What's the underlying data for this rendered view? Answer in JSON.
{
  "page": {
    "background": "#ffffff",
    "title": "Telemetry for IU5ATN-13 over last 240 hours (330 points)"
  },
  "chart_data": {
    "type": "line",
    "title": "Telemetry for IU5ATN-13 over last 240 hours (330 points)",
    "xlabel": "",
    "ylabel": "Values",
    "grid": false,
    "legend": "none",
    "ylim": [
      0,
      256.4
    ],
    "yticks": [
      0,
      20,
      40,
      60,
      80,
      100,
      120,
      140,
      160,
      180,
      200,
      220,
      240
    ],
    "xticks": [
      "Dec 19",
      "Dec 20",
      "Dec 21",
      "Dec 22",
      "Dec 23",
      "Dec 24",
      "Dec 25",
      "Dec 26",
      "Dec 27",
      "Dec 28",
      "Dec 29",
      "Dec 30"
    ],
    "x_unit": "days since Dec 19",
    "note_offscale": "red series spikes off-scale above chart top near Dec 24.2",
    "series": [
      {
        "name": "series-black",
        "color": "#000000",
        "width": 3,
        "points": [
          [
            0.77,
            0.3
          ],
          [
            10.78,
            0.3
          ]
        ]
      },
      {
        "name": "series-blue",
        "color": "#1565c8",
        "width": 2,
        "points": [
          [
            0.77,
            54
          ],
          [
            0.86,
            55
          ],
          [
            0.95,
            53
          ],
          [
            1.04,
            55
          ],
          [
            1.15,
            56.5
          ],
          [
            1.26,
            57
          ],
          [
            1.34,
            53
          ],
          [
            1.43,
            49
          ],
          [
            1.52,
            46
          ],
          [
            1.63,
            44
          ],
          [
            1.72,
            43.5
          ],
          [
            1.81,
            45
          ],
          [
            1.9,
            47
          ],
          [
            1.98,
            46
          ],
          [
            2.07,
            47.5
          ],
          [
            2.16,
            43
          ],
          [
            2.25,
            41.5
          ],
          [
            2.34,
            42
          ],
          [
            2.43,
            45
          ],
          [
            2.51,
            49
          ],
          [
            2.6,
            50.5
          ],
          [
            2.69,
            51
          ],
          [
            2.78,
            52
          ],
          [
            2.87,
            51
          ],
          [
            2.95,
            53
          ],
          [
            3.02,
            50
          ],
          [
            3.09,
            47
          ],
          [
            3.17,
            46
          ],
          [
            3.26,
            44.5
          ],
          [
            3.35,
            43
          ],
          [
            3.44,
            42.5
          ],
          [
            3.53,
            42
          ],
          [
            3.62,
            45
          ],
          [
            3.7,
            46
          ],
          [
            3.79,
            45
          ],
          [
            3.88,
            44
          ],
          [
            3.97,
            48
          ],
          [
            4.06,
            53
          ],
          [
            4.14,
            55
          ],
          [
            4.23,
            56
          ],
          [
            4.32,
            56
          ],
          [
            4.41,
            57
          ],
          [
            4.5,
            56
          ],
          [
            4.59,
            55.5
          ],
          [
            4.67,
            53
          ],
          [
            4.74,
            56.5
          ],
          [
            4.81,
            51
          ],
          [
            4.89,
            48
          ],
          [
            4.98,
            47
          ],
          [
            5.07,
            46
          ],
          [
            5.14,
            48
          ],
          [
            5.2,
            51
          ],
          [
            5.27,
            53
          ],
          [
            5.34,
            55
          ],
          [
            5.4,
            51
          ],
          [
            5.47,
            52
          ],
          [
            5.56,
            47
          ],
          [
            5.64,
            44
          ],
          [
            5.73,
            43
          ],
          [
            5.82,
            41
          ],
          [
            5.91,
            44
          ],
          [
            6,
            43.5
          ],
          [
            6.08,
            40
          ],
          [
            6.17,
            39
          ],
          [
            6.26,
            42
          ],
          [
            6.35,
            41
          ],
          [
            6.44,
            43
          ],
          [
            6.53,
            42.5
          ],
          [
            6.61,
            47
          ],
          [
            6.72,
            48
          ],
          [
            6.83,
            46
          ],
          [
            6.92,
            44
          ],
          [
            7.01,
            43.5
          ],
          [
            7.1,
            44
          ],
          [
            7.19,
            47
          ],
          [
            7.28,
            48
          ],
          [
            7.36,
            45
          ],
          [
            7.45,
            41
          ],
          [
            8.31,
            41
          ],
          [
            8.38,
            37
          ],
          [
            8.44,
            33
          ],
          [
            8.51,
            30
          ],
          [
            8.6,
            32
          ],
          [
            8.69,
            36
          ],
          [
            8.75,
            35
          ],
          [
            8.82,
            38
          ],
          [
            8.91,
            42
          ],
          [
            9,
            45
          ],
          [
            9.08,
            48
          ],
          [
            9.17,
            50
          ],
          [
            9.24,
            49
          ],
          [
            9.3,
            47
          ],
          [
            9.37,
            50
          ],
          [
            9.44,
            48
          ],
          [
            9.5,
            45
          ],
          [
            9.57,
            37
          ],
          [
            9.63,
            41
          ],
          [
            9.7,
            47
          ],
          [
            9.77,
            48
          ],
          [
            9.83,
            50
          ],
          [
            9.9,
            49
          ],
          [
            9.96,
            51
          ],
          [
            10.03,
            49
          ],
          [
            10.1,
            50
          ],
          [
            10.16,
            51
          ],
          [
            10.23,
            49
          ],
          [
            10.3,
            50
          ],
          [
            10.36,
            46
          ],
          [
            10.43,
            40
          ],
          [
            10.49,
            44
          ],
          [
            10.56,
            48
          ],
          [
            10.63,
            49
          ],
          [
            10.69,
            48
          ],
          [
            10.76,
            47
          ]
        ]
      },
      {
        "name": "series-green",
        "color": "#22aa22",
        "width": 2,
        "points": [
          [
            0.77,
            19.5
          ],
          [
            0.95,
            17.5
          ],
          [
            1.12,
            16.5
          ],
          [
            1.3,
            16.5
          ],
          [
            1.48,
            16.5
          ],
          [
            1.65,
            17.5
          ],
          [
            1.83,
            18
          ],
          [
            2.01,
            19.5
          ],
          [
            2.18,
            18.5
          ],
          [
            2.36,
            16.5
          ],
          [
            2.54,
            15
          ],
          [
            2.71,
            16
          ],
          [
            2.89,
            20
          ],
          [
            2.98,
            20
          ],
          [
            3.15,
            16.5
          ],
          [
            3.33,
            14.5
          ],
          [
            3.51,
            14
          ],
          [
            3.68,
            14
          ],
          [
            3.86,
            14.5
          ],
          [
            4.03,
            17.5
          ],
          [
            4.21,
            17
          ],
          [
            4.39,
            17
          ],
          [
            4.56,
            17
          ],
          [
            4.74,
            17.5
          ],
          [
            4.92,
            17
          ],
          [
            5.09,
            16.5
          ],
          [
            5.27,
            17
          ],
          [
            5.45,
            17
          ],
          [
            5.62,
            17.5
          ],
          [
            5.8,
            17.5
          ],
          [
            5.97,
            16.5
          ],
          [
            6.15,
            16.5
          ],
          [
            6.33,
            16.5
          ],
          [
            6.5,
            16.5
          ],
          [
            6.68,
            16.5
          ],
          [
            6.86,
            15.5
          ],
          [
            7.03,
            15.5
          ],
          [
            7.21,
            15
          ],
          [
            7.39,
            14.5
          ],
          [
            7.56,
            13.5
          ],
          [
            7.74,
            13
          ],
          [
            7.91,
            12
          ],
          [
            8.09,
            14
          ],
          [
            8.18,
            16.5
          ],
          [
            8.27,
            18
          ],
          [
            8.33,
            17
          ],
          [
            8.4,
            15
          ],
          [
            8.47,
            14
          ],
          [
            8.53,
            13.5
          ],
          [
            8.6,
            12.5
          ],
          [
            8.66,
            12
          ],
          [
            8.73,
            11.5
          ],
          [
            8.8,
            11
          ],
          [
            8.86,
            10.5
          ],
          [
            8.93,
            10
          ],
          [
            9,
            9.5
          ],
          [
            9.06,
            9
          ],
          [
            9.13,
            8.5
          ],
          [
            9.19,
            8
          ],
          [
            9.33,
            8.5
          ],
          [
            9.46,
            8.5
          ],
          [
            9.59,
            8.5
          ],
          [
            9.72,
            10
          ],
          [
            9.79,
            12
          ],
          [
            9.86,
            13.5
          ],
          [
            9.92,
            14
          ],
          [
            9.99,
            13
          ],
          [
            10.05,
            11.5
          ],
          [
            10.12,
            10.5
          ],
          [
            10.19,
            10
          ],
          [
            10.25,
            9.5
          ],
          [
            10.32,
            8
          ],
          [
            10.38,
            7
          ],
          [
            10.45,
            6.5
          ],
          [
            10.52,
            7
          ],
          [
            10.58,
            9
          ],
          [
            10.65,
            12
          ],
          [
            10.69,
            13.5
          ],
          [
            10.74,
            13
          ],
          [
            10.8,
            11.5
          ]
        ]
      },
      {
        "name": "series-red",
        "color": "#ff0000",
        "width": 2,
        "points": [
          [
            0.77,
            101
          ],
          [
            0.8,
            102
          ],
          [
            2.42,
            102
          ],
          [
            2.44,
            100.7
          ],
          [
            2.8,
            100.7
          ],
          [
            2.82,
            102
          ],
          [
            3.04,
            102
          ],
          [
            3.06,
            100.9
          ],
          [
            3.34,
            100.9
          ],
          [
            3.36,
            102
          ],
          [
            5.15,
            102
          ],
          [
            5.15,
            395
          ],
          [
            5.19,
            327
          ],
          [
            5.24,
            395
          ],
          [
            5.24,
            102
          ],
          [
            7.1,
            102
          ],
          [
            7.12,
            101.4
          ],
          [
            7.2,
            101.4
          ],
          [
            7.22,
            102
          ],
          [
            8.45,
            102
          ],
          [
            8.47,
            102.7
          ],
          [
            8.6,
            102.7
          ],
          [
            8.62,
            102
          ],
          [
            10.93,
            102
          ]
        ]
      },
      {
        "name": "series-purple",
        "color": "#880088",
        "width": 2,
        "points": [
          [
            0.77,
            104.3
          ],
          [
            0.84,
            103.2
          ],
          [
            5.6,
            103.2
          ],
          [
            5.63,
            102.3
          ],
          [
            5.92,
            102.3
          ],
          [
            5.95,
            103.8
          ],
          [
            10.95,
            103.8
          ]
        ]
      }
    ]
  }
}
------------------------------
- What you should do
Extract every line containing the string "series" from the material.

- Task answer
    "note_offscale": "red series spikes off-scale above chart top near Dec 24.2",
    "series": [
        "name": "series-black",
        "name": "series-blue",
        "name": "series-green",
        "name": "series-red",
        "name": "series-purple",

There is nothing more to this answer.